== MATERIAL SUPPLIED

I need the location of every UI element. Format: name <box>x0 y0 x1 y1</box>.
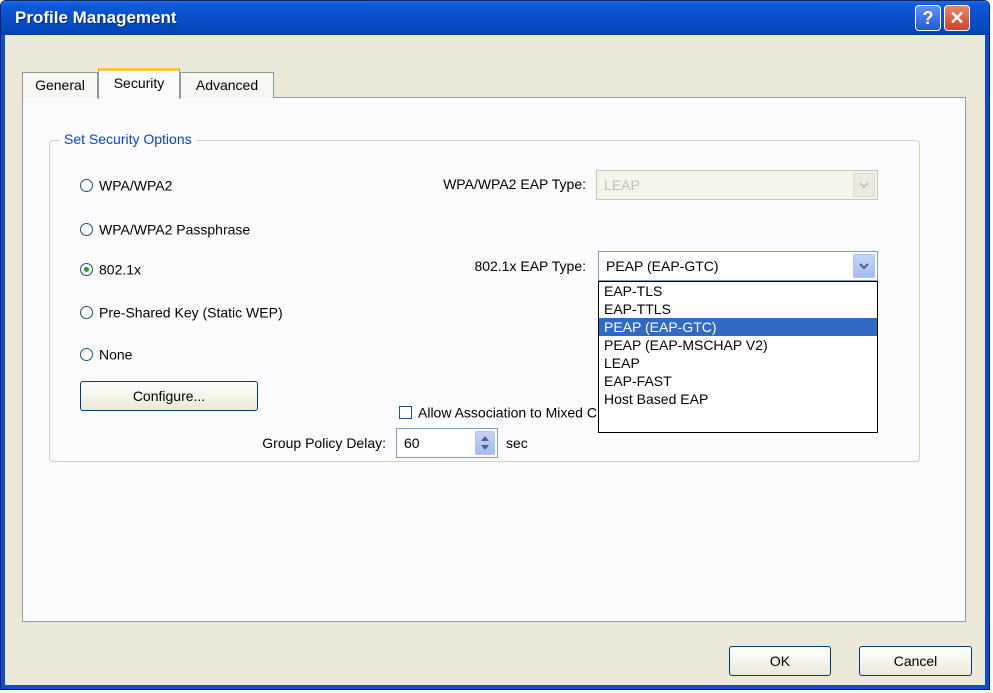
title-bar[interactable]: Profile Management ? ✕ <box>1 1 989 35</box>
wpa-eap-type-select[interactable]: LEAP <box>596 170 878 200</box>
chevron-down-icon[interactable] <box>853 254 875 278</box>
group-policy-delay-unit: sec <box>506 435 528 451</box>
dropdown-item-selected[interactable]: PEAP (EAP-GTC) <box>599 318 877 336</box>
group-policy-delay-value: 60 <box>404 435 420 451</box>
radio-label: Pre-Shared Key (Static WEP) <box>99 304 283 321</box>
cancel-button[interactable]: Cancel <box>859 646 972 676</box>
checkbox-label: Allow Association to Mixed Cells <box>418 404 597 421</box>
window-frame-bottom <box>1 685 989 689</box>
dropdown-item[interactable]: Host Based EAP <box>599 390 877 408</box>
radio-none[interactable]: None <box>80 342 132 364</box>
group-policy-delay-label: Group Policy Delay: <box>262 435 386 451</box>
radio-label: WPA/WPA2 Passphrase <box>99 221 251 238</box>
window-frame-right <box>985 35 989 689</box>
tab-advanced[interactable]: Advanced <box>180 72 274 98</box>
dot1x-eap-type-label: 802.1x EAP Type: <box>474 258 586 274</box>
radio-wpa-wpa2[interactable]: WPA/WPA2 <box>80 173 172 195</box>
eap-type-dropdown-list: EAP-TLS EAP-TTLS PEAP (EAP-GTC) PEAP (EA… <box>598 281 878 433</box>
spin-buttons[interactable] <box>475 431 495 455</box>
radio-circle <box>80 178 93 192</box>
window-title: Profile Management <box>15 8 177 27</box>
allow-association-checkbox[interactable]: Allow Association to Mixed Cells <box>399 400 597 422</box>
radio-circle <box>80 305 93 319</box>
radio-pre-shared-key[interactable]: Pre-Shared Key (Static WEP) <box>80 300 283 322</box>
radio-dot <box>84 266 89 272</box>
checkbox-box <box>399 405 412 419</box>
tab-general[interactable]: General <box>22 72 98 98</box>
wpa-eap-type-value: LEAP <box>604 177 640 193</box>
spin-down-icon[interactable] <box>481 445 489 450</box>
close-icon[interactable]: ✕ <box>944 5 970 31</box>
radio-wpa-wpa2-passphrase[interactable]: WPA/WPA2 Passphrase <box>80 217 250 239</box>
spin-up-icon[interactable] <box>481 436 489 441</box>
radio-circle-checked <box>80 262 93 276</box>
radio-802-1x[interactable]: 802.1x <box>80 257 141 279</box>
dropdown-item[interactable]: EAP-FAST <box>599 372 877 390</box>
group-label: Set Security Options <box>60 131 196 147</box>
dot1x-eap-type-value: PEAP (EAP-GTC) <box>606 258 719 274</box>
radio-circle <box>80 222 93 236</box>
tab-security[interactable]: Security <box>98 68 180 99</box>
radio-label: None <box>99 346 133 363</box>
dropdown-item[interactable]: LEAP <box>599 354 877 372</box>
dropdown-item[interactable]: PEAP (EAP-MSCHAP V2) <box>599 336 877 354</box>
help-icon[interactable]: ? <box>915 5 941 31</box>
radio-label: WPA/WPA2 <box>99 177 173 194</box>
radio-label: 802.1x <box>99 261 142 278</box>
window-frame-left <box>1 35 5 689</box>
group-policy-delay-stepper[interactable]: 60 <box>396 428 498 458</box>
configure-button[interactable]: Configure... <box>80 381 258 411</box>
dropdown-item[interactable]: EAP-TTLS <box>599 300 877 318</box>
radio-circle <box>80 347 93 361</box>
dot1x-eap-type-select[interactable]: PEAP (EAP-GTC) <box>598 251 878 281</box>
wpa-eap-type-label: WPA/WPA2 EAP Type: <box>443 176 586 192</box>
dropdown-item[interactable]: EAP-TLS <box>599 282 877 300</box>
ok-button[interactable]: OK <box>729 646 831 676</box>
chevron-down-icon <box>853 173 875 197</box>
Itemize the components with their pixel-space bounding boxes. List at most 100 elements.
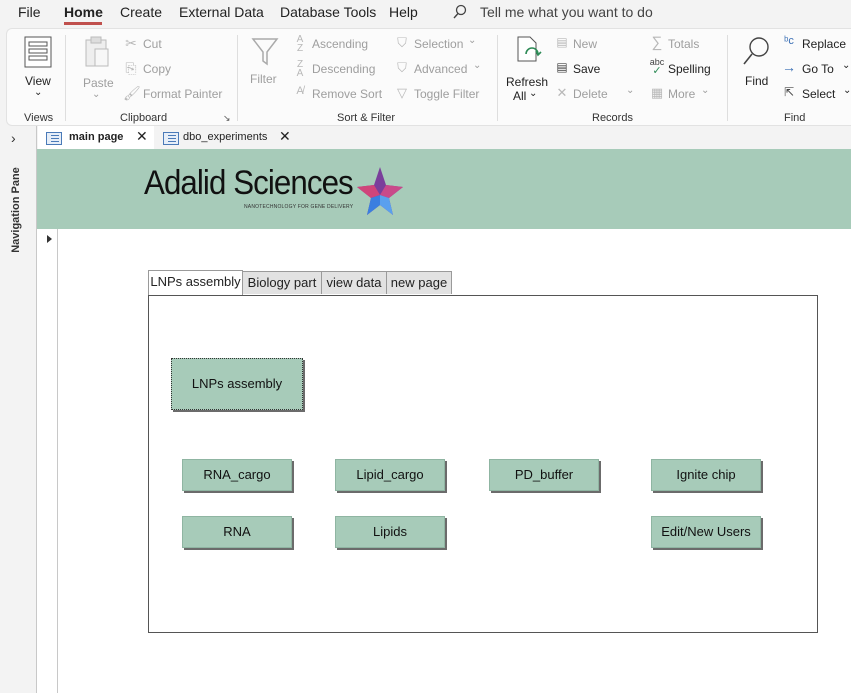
group-label-sort-filter: Sort & Filter <box>337 112 396 124</box>
paste-icon <box>85 36 109 67</box>
filter-icon <box>251 38 279 66</box>
tab-new-page[interactable]: new page <box>386 271 452 294</box>
view-button[interactable]: View ⌄ <box>17 33 59 105</box>
tab-dbo-experiments[interactable]: dbo_experiments ✕ <box>155 126 300 149</box>
cursor-icon: ⇱ <box>783 85 795 99</box>
chevron-down-icon: ⌄ <box>626 85 635 96</box>
cut-button[interactable]: ✂ Cut <box>123 35 213 53</box>
selection-filter-icon: ⛉ <box>397 35 407 50</box>
filter-button[interactable]: Filter <box>247 33 283 105</box>
lnps-assembly-button[interactable]: LNPs assembly <box>171 358 303 410</box>
active-tab-underline <box>64 22 102 25</box>
refresh-all-button[interactable]: Refresh All ⌄ <box>504 33 552 105</box>
divider <box>727 35 728 121</box>
select-label: Select <box>802 87 836 101</box>
chevron-down-icon: ⌄ <box>529 88 538 99</box>
document-tabs: main page ✕ dbo_experiments ✕ <box>37 126 851 149</box>
chevron-right-icon[interactable]: › <box>11 130 16 146</box>
menu-file[interactable]: File <box>18 4 41 20</box>
tab-biology-part[interactable]: Biology part <box>242 271 322 294</box>
form-icon <box>163 132 179 145</box>
save-record-button[interactable]: ▤ Save <box>554 60 634 78</box>
menu-home[interactable]: Home <box>64 4 103 20</box>
sort-descending-button[interactable]: ZA Descending <box>291 59 386 79</box>
find-button[interactable]: Find <box>735 33 775 105</box>
form-header: Adalid Sciences NANOTECHNOLOGY FOR GENE … <box>37 149 851 229</box>
sort-ascending-icon: AZ <box>296 34 304 54</box>
record-selector-arrow-icon <box>47 235 52 243</box>
spelling-icon: abc ✓ <box>649 57 665 77</box>
spelling-button[interactable]: abc ✓ Spelling <box>649 57 729 78</box>
pd-buffer-button[interactable]: PD_buffer <box>489 459 599 491</box>
menu-help[interactable]: Help <box>389 4 418 20</box>
form-icon <box>46 132 62 145</box>
navigation-pane-label: Navigation Pane <box>10 167 22 253</box>
replace-label: Replace <box>802 37 847 51</box>
navigation-pane[interactable]: › Navigation Pane <box>0 126 37 693</box>
group-label-clipboard: Clipboard <box>120 112 168 124</box>
go-to-label: Go To <box>802 62 834 76</box>
ignite-chip-button[interactable]: Ignite chip <box>651 459 761 491</box>
record-selector[interactable] <box>37 229 58 693</box>
lipid-cargo-button[interactable]: Lipid_cargo <box>335 459 445 491</box>
rna-button[interactable]: RNA <box>182 516 292 548</box>
close-icon[interactable]: ✕ <box>136 128 148 145</box>
paste-button[interactable]: Paste ⌄ <box>77 33 117 105</box>
ascending-label: Ascending <box>312 37 369 51</box>
totals-button[interactable]: ∑ Totals <box>649 34 719 53</box>
sort-descending-icon: ZA <box>296 59 304 79</box>
tab-label: dbo_experiments <box>183 131 268 143</box>
rna-cargo-button[interactable]: RNA_cargo <box>182 459 292 491</box>
sort-ascending-button[interactable]: AZ Ascending <box>291 34 386 54</box>
toggle-filter-button[interactable]: ▽ Toggle Filter <box>393 85 493 103</box>
new-record-button[interactable]: ▤ New <box>554 35 634 53</box>
go-to-button[interactable]: → Go To ⌄ <box>781 59 851 78</box>
paste-label: Paste <box>83 76 114 90</box>
format-painter-button[interactable]: 🖌 Format Painter <box>123 85 233 103</box>
save-label: Save <box>573 62 601 76</box>
refresh-all-label: All <box>513 89 527 103</box>
advanced-filter-icon: ⛉ <box>397 60 407 75</box>
tell-me-search[interactable]: Tell me what you want to do <box>480 4 653 20</box>
menu-create[interactable]: Create <box>120 4 162 20</box>
delete-label: Delete <box>573 87 608 101</box>
cut-label: Cut <box>143 37 162 51</box>
tab-lnps-assembly[interactable]: LNPs assembly <box>148 270 243 295</box>
chevron-down-icon: ⌄ <box>92 89 101 100</box>
star-logo-icon <box>357 167 403 215</box>
save-icon: ▤ <box>556 60 568 74</box>
format-painter-icon: 🖌 <box>123 85 141 101</box>
selection-button[interactable]: ⛉ Selection ⌄ <box>393 35 483 53</box>
tab-view-data[interactable]: view data <box>321 271 387 294</box>
chevron-down-icon: ⌄ <box>842 60 851 71</box>
view-icon <box>24 36 52 68</box>
remove-sort-button[interactable]: A̸ Remove Sort <box>291 85 391 103</box>
lipids-button[interactable]: Lipids <box>335 516 445 548</box>
descending-label: Descending <box>312 62 376 76</box>
edit-new-users-button[interactable]: Edit/New Users <box>651 516 761 548</box>
menu-database-tools[interactable]: Database Tools <box>280 4 376 20</box>
dialog-launcher-icon[interactable]: ↘ <box>223 113 231 124</box>
advanced-button[interactable]: ⛉ Advanced ⌄ <box>393 60 483 78</box>
toggle-filter-icon: ▽ <box>397 85 407 100</box>
replace-button[interactable]: ᵇc Replace <box>781 35 851 53</box>
chevron-down-icon: ⌄ <box>843 85 851 96</box>
menu-external-data[interactable]: External Data <box>179 4 264 20</box>
close-icon[interactable]: ✕ <box>279 128 291 145</box>
more-button[interactable]: ▦ More ⌄ <box>649 85 719 103</box>
arrow-right-icon: → <box>782 59 796 75</box>
refresh-label: Refresh <box>506 75 549 89</box>
format-painter-label: Format Painter <box>143 87 223 101</box>
new-record-icon: ▤ <box>556 35 568 49</box>
tab-main-page[interactable]: main page ✕ <box>38 126 154 149</box>
copy-icon: ⎘ <box>125 60 137 76</box>
copy-button[interactable]: ⎘ Copy <box>123 60 213 78</box>
delete-record-button[interactable]: ✕ Delete ⌄ <box>554 85 640 103</box>
logo-text: Adalid Sciences <box>144 164 354 202</box>
divider <box>237 35 238 121</box>
totals-label: Totals <box>668 37 700 51</box>
find-label: Find <box>745 74 769 88</box>
group-label-records: Records <box>592 112 633 124</box>
more-grid-icon: ▦ <box>650 85 664 100</box>
select-button[interactable]: ⇱ Select ⌄ <box>781 85 851 103</box>
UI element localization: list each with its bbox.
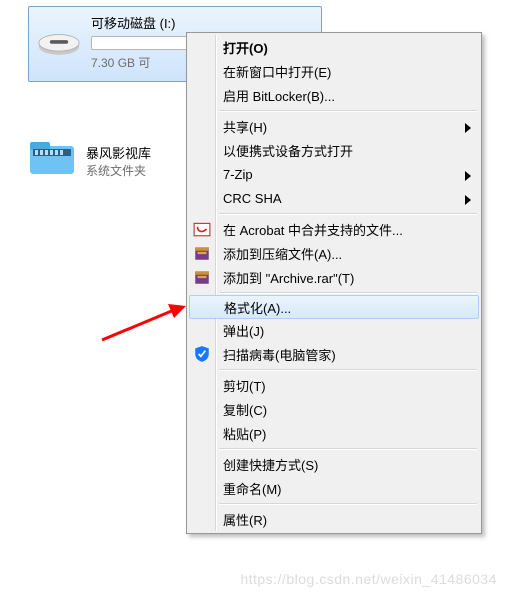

====

If a line of the records above holds the word "totals", show it.

- RESPONSE TO THIS EXERCISE -
totals-button[interactable]: ∑ Totals <box>649 34 719 53</box>
totals-label: Totals <box>668 37 700 51</box>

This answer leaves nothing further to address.